The records that follow need to be output exactly as they are.

Material to process
☆ ☆ ☆ ☆ ☆ ☆ ☆

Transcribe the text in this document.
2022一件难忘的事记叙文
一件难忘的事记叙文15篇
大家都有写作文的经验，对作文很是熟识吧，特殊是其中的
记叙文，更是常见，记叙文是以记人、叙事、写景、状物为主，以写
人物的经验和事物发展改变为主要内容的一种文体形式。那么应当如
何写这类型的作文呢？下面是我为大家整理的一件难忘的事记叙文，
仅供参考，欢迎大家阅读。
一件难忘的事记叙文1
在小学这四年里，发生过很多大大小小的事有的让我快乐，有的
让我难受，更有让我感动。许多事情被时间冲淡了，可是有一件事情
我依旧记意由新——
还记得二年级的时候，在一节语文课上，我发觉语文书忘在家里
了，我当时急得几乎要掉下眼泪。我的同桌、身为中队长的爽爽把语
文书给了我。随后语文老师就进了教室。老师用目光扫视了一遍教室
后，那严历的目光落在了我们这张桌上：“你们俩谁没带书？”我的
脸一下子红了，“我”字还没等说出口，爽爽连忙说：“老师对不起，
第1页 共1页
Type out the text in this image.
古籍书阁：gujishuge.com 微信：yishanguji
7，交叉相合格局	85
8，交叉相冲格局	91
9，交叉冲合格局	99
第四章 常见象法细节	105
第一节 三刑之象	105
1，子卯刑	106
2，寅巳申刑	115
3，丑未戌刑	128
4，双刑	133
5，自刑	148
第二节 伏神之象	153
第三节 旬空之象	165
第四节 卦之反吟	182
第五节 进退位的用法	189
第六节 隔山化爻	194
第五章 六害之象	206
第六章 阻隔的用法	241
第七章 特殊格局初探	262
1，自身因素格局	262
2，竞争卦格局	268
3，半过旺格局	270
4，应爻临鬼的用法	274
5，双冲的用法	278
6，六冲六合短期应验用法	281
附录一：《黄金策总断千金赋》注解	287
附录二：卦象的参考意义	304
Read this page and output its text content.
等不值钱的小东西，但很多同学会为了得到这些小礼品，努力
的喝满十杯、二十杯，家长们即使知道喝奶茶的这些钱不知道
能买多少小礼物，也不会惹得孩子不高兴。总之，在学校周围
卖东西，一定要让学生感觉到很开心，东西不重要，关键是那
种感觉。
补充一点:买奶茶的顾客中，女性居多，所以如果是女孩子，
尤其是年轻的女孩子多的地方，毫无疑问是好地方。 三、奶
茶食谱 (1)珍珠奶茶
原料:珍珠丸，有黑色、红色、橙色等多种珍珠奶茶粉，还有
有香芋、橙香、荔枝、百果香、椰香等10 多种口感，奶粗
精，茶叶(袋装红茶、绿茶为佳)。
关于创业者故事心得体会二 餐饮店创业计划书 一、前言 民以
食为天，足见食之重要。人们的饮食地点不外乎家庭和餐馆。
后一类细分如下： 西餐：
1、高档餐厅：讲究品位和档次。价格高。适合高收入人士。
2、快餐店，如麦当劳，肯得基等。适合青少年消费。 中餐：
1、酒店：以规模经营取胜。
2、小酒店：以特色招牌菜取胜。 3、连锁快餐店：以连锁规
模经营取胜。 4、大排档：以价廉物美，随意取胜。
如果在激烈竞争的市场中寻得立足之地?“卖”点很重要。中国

☆ ☆ ☆ ☆ ☆ ☆ ☆

Solution to this exercise
Transcribe the text in this document.
2022一件难忘的事记叙文
一件难忘的事记叙文15篇
大家都有写作文的经验，对作文很是熟识吧，特殊是其中的
记叙文，更是常见，记叙文是以记人、叙事、写景、状物为主，以写
人物的经验和事物发展改变为主要内容的一种文体形式。那么应当如
何写这类型的作文呢？下面是我为大家整理的一件难忘的事记叙文，
仅供参考，欢迎大家阅读。
一件难忘的事记叙文1
在小学这四年里，发生过很多大大小小的事有的让我快乐，有的
让我难受，更有让我感动。许多事情被时间冲淡了，可是有一件事情
我依旧记意由新——
还记得二年级的时候，在一节语文课上，我发觉语文书忘在家里
了，我当时急得几乎要掉下眼泪。我的同桌、身为中队长的爽爽把语
文书给了我。随后语文老师就进了教室。老师用目光扫视了一遍教室
后，那严历的目光落在了我们这张桌上：“你们俩谁没带书？”我的
脸一下子红了，“我”字还没等说出口，爽爽连忙说：“老师对不起，
第1页 共1页
Type out the text in this image.
古籍书阁：gujishuge.com 微信：yishanguji
7，交叉相合格局	85
8，交叉相冲格局	91
9，交叉冲合格局	99
第四章 常见象法细节	105
第一节 三刑之象	105
1，子卯刑	106
2，寅巳申刑	115
3，丑未戌刑	128
4，双刑	133
5，自刑	148
第二节 伏神之象	153
第三节 旬空之象	165
第四节 卦之反吟	182
第五节 进退位的用法	189
第六节 隔山化爻	194
第五章 六害之象	206
第六章 阻隔的用法	241
第七章 特殊格局初探	262
1，自身因素格局	262
2，竞争卦格局	268
3，半过旺格局	270
4，应爻临鬼的用法	274
5，双冲的用法	278
6，六冲六合短期应验用法	281
附录一：《黄金策总断千金赋》注解	287
附录二：卦象的参考意义	304
Read this page and output its text content.
等不值钱的小东西，但很多同学会为了得到这些小礼品，努力
的喝满十杯、二十杯，家长们即使知道喝奶茶的这些钱不知道
能买多少小礼物，也不会惹得孩子不高兴。总之，在学校周围
卖东西，一定要让学生感觉到很开心，东西不重要，关键是那
种感觉。
补充一点:买奶茶的顾客中，女性居多，所以如果是女孩子，
尤其是年轻的女孩子多的地方，毫无疑问是好地方。 三、奶
茶食谱 (1)珍珠奶茶
原料:珍珠丸，有黑色、红色、橙色等多种珍珠奶茶粉，还有
有香芋、橙香、荔枝、百果香、椰香等10 多种口感，奶粗
精，茶叶(袋装红茶、绿茶为佳)。
关于创业者故事心得体会二 餐饮店创业计划书 一、前言 民以
食为天，足见食之重要。人们的饮食地点不外乎家庭和餐馆。
后一类细分如下： 西餐：
1、高档餐厅：讲究品位和档次。价格高。适合高收入人士。
2、快餐店，如麦当劳，肯得基等。适合青少年消费。 中餐：
1、酒店：以规模经营取胜。
2、小酒店：以特色招牌菜取胜。 3、连锁快餐店：以连锁规
模经营取胜。 4、大排档：以价廉物美，随意取胜。
如果在激烈竞争的市场中寻得立足之地?“卖”点很重要。中国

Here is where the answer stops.